What this task involves: Could you transcribe every record below exactly as written, leaving out any pictures?

═════ Input data ═════

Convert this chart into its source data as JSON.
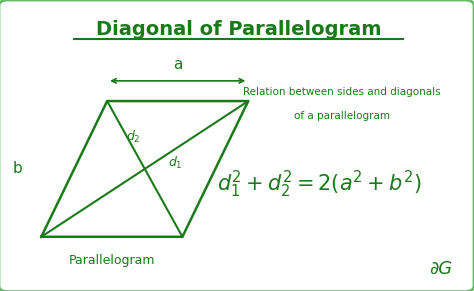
{
  "title": "Diagonal of Parallelogram",
  "title_color": "#1a7a1a",
  "bg_color": "#ffffff",
  "border_color": "#66bb66",
  "green_color": "#1a7a1a",
  "parallelogram": {
    "BL": [
      0.08,
      0.18
    ],
    "TL": [
      0.22,
      0.65
    ],
    "TR": [
      0.52,
      0.65
    ],
    "BR": [
      0.38,
      0.18
    ],
    "label": "Parallelogram",
    "side_a_label": "a",
    "side_b_label": "b"
  },
  "relation_text_line1": "Relation between sides and diagonals",
  "relation_text_line2": "of a parallelogram",
  "logo": "∂G"
}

═════

Result of this task:
Convert this chart into its source data as JSON.
{
  "title": "Diagonal of Parallelogram",
  "title_color": "#1a7a1a",
  "bg_color": "#ffffff",
  "border_color": "#66bb66",
  "green_color": "#1a7a1a",
  "parallelogram": {
    "BL": [
      0.08,
      0.18
    ],
    "TL": [
      0.22,
      0.65
    ],
    "TR": [
      0.52,
      0.65
    ],
    "BR": [
      0.38,
      0.18
    ],
    "label": "Parallelogram",
    "side_a_label": "a",
    "side_b_label": "b"
  },
  "relation_text_line1": "Relation between sides and diagonals",
  "relation_text_line2": "of a parallelogram",
  "logo": "∂G"
}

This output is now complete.